◆ **The request**
Go through the records and show each line where the word "теории" occurs.

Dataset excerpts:
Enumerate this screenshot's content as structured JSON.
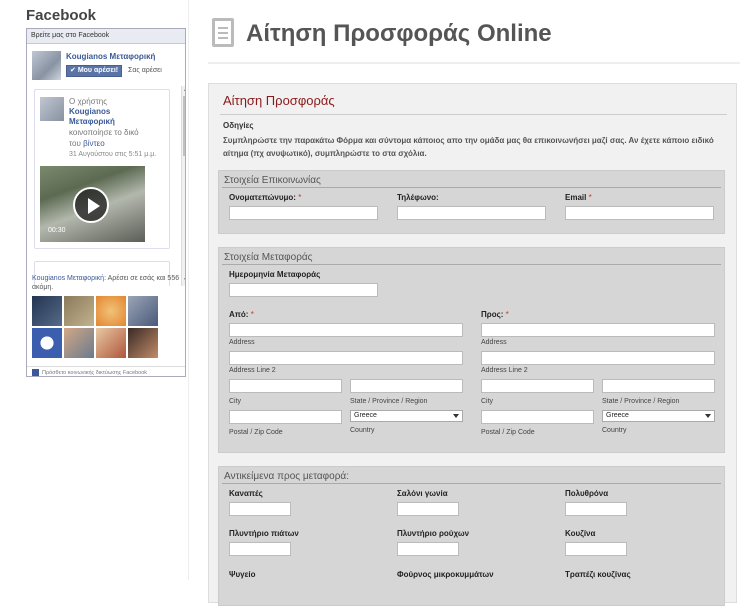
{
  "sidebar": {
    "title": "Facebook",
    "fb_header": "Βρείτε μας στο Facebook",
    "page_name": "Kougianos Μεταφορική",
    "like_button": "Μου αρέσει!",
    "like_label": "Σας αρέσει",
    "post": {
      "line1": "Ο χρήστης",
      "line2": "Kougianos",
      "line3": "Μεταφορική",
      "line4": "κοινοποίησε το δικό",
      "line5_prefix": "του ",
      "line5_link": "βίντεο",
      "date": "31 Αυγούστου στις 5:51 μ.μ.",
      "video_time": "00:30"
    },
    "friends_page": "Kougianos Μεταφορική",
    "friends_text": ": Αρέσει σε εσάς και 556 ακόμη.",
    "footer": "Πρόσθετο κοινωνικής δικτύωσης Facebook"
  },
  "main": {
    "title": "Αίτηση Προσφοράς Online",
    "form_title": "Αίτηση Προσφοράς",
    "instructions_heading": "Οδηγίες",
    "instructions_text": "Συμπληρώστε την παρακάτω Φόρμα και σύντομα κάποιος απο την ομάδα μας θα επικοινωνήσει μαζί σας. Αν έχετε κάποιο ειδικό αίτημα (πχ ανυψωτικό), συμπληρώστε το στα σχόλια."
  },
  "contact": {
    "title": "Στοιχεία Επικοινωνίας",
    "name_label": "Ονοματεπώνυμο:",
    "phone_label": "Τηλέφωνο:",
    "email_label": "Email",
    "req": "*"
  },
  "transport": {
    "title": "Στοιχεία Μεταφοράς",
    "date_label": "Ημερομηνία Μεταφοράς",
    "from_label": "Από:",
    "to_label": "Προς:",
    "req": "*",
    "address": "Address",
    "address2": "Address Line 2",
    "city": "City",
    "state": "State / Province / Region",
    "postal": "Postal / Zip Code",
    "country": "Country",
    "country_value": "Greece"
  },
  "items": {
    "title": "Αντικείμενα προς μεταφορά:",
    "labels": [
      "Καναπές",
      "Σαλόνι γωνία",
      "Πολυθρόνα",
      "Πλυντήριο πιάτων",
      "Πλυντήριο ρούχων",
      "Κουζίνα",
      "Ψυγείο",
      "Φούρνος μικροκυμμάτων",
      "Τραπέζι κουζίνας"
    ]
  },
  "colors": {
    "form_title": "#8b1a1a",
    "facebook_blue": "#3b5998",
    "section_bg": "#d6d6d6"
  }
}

---

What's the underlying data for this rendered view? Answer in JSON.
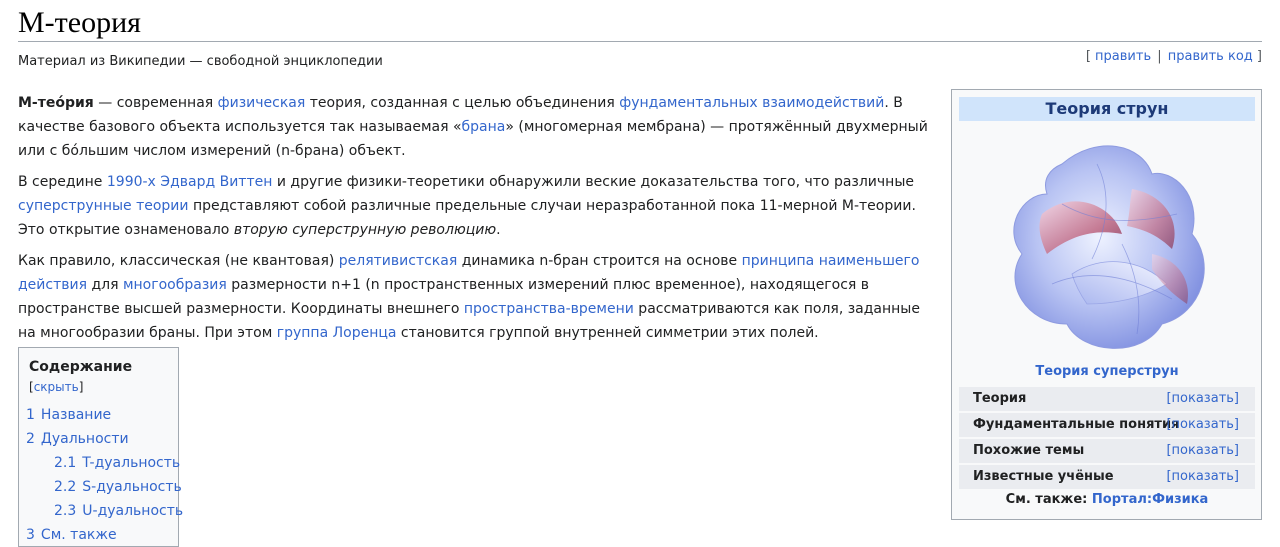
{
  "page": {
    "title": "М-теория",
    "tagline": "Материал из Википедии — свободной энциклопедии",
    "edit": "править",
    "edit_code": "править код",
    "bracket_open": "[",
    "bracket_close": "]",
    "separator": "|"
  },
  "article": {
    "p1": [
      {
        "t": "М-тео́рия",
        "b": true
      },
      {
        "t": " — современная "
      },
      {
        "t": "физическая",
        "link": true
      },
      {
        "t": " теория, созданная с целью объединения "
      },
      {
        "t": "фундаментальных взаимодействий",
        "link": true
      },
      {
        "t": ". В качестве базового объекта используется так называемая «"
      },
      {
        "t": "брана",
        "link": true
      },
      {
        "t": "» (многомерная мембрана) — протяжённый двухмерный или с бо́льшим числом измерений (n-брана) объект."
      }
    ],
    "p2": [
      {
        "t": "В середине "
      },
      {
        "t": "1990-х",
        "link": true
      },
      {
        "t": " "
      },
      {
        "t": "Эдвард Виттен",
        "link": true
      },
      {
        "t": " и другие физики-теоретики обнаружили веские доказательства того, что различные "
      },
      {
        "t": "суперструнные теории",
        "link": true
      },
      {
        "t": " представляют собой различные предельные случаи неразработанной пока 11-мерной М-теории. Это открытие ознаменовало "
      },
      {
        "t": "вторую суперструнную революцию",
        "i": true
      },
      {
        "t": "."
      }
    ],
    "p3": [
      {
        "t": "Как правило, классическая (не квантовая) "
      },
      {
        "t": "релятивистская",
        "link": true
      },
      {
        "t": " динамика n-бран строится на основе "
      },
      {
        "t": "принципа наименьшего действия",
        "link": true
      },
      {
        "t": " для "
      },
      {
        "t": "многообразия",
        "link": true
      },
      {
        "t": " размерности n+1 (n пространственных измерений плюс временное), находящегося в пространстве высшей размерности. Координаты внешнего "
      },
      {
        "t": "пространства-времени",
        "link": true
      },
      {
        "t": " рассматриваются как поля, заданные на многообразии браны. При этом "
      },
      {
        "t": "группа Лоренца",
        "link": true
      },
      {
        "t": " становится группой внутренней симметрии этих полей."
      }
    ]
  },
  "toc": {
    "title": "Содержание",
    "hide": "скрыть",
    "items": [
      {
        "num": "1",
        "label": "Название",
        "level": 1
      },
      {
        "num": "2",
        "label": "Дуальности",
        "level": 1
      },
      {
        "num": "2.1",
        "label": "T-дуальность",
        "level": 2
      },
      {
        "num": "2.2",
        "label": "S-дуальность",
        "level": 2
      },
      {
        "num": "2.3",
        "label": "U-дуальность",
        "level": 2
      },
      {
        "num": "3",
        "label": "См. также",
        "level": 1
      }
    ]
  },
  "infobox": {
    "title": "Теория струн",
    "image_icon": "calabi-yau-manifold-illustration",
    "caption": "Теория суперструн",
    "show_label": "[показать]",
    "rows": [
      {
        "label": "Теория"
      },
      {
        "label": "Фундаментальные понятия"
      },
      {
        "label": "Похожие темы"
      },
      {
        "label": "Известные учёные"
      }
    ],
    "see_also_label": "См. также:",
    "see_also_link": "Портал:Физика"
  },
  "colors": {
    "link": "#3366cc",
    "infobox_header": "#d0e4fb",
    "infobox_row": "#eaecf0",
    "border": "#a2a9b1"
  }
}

◆ **Response**
        "t": "суперструнные теории",
        "t": " представляют собой различные предельные случаи неразработанной пока 11-мерной М-теории. Это открытие ознаменовало "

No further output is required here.